- [Exercise requirements] Please retype the items, starting with the first line and going on through the line that contains "column-select[interactable]: DATE xyxy=(317,143,505,156)", with both of those lines included.

- [Information given]
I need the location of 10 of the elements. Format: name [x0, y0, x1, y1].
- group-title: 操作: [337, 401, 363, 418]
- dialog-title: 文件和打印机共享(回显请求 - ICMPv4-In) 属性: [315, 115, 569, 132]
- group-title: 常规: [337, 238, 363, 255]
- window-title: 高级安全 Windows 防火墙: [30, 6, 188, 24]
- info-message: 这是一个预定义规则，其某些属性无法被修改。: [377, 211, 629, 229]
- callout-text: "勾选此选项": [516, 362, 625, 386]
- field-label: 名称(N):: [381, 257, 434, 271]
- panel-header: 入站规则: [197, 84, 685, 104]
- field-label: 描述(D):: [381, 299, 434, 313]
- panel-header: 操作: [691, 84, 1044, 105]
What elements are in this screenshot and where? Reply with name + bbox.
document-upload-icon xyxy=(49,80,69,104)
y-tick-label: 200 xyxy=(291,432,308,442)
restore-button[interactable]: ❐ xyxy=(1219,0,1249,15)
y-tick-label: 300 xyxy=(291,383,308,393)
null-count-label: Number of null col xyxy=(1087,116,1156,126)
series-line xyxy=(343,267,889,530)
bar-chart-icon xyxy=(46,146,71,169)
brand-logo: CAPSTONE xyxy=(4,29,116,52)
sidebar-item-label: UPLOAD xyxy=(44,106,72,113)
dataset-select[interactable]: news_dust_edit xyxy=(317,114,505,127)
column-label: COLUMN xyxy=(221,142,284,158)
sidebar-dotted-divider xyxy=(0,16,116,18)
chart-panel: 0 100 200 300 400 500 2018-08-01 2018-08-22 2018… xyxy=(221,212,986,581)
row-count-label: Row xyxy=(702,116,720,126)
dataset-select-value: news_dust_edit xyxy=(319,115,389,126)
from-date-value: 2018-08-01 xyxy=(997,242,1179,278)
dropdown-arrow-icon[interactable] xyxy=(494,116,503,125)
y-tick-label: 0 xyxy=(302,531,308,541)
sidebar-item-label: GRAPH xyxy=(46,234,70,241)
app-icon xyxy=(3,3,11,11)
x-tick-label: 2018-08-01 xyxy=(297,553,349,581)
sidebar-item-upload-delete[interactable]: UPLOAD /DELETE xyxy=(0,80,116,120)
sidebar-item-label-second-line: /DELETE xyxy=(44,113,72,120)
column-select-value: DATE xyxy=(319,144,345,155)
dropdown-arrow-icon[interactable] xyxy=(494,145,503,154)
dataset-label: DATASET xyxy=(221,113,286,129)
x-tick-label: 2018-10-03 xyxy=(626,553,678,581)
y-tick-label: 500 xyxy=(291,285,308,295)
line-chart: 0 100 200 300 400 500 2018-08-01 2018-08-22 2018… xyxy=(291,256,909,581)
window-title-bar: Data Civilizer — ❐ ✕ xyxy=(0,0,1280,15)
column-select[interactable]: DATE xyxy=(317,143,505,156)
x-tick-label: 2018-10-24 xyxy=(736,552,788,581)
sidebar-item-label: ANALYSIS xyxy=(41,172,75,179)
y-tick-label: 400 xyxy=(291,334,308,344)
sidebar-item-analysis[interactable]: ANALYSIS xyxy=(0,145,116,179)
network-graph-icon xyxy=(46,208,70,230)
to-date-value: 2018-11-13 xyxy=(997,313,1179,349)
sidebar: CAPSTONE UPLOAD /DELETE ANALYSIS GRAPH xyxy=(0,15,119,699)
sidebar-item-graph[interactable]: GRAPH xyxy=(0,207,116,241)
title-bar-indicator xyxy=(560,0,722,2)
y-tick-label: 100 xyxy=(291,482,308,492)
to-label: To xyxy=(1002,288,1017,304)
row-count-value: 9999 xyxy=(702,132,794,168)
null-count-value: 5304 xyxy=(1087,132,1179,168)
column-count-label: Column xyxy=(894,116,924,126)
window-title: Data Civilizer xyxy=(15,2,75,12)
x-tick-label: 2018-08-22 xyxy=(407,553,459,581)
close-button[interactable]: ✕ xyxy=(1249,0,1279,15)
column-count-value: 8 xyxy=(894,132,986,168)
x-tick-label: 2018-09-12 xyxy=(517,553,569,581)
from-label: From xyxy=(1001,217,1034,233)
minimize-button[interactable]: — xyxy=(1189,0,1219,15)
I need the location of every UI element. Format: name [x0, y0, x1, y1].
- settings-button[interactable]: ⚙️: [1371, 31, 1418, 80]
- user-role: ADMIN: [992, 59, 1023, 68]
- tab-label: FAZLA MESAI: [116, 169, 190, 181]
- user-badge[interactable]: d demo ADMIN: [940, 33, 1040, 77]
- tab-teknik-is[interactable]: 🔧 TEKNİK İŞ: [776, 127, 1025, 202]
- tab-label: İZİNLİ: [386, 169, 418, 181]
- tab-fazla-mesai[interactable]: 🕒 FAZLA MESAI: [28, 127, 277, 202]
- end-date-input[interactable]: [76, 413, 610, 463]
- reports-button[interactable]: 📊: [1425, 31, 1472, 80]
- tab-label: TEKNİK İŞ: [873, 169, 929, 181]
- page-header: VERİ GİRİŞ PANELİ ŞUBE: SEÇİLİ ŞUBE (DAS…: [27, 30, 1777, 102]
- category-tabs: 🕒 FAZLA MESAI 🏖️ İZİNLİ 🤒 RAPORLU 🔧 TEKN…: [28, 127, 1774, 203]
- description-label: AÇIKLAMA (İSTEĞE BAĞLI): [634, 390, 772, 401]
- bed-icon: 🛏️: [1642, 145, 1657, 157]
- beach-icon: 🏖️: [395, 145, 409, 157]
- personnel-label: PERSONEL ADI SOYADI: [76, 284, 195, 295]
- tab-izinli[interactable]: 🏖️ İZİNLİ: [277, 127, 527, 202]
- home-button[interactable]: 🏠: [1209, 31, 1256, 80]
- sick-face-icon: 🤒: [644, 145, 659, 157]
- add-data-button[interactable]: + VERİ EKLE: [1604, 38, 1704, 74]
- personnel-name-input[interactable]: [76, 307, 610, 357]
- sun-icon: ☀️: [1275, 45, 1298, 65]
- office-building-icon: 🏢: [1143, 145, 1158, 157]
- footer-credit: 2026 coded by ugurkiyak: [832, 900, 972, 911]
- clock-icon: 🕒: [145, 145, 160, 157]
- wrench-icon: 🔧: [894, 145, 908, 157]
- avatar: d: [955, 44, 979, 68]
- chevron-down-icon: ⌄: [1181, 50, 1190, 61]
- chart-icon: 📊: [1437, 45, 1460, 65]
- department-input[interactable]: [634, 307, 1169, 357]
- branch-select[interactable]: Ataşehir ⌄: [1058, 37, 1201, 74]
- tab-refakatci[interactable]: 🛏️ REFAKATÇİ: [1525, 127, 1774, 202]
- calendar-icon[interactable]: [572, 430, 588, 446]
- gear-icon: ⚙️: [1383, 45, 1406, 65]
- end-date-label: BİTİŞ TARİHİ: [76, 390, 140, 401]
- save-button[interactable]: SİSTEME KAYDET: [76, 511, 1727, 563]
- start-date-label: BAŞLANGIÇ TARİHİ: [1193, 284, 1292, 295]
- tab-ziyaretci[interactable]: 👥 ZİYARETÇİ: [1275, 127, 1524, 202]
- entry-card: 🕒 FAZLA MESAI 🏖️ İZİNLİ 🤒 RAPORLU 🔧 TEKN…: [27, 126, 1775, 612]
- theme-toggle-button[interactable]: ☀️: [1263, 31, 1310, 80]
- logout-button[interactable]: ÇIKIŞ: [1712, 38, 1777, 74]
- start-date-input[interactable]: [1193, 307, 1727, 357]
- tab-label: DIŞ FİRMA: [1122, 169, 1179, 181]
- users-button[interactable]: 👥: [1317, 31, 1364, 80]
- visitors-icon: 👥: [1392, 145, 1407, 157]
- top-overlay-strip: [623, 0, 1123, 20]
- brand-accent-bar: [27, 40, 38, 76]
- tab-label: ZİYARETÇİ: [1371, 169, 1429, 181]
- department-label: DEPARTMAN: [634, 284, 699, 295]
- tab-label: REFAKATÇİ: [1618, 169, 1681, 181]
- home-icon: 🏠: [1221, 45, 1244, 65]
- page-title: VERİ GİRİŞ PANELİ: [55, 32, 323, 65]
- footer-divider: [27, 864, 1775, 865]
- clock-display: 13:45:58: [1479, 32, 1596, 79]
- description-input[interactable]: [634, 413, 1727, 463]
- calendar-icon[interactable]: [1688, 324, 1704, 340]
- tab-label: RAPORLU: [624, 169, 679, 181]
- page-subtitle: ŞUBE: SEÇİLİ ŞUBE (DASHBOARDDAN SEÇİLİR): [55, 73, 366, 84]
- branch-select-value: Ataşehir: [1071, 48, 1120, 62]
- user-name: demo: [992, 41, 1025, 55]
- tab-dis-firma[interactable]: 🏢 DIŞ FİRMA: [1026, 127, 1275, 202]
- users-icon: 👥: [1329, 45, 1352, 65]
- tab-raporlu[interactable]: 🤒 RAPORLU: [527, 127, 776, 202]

- [Problem solution]
I need the location of 10 of the elements. Format: name [x0, y0, x1, y1].
- group-title: 操作: [337, 401, 363, 418]
- dialog-title: 文件和打印机共享(回显请求 - ICMPv4-In) 属性: [315, 115, 569, 132]
- group-title: 常规: [337, 238, 363, 255]
- window-title: 高级安全 Windows 防火墙: [30, 6, 188, 24]
- info-message: 这是一个预定义规则，其某些属性无法被修改。: [377, 211, 629, 229]
- callout-text: "勾选此选项": [516, 362, 625, 386]
- field-label: 名称(N):: [381, 257, 434, 271]
- panel-header: 入站规则: [197, 84, 685, 104]
- field-label: 描述(D):: [381, 299, 434, 313]
- panel-header: 操作: [691, 84, 1044, 105]
What elements are in this screenshot and where? Reply with name + bbox.
document-upload-icon xyxy=(49,80,69,104)
y-tick-label: 200 xyxy=(291,432,308,442)
restore-button[interactable]: ❐ xyxy=(1219,0,1249,15)
y-tick-label: 300 xyxy=(291,383,308,393)
null-count-label: Number of null col xyxy=(1087,116,1156,126)
series-line xyxy=(343,267,889,530)
bar-chart-icon xyxy=(46,146,71,169)
brand-logo: CAPSTONE xyxy=(4,29,116,52)
sidebar-item-label: UPLOAD xyxy=(44,106,72,113)
dataset-select[interactable]: news_dust_edit xyxy=(317,114,505,127)
column-label: COLUMN xyxy=(221,142,284,158)
sidebar-dotted-divider xyxy=(0,16,116,18)
chart-panel: 0 100 200 300 400 500 2018-08-01 2018-08-22 2018… xyxy=(221,212,986,581)
row-count-label: Row xyxy=(702,116,720,126)
dataset-select-value: news_dust_edit xyxy=(319,115,389,126)
from-date-value: 2018-08-01 xyxy=(997,242,1179,278)
dropdown-arrow-icon[interactable] xyxy=(494,116,503,125)
y-tick-label: 0 xyxy=(302,531,308,541)
sidebar-item-label: GRAPH xyxy=(46,234,70,241)
app-icon xyxy=(3,3,11,11)
x-tick-label: 2018-08-01 xyxy=(297,553,349,581)
sidebar-item-upload-delete[interactable]: UPLOAD /DELETE xyxy=(0,80,116,120)
sidebar-item-label-second-line: /DELETE xyxy=(44,113,72,120)
column-select-value: DATE xyxy=(319,144,345,155)
dropdown-arrow-icon[interactable] xyxy=(494,145,503,154)
dataset-label: DATASET xyxy=(221,113,286,129)
x-tick-label: 2018-10-03 xyxy=(626,553,678,581)
y-tick-label: 500 xyxy=(291,285,308,295)
line-chart: 0 100 200 300 400 500 2018-08-01 2018-08-22 2018… xyxy=(291,256,909,581)
window-title-bar: Data Civilizer — ❐ ✕ xyxy=(0,0,1280,15)
column-select[interactable]: DATE xyxy=(317,143,505,156)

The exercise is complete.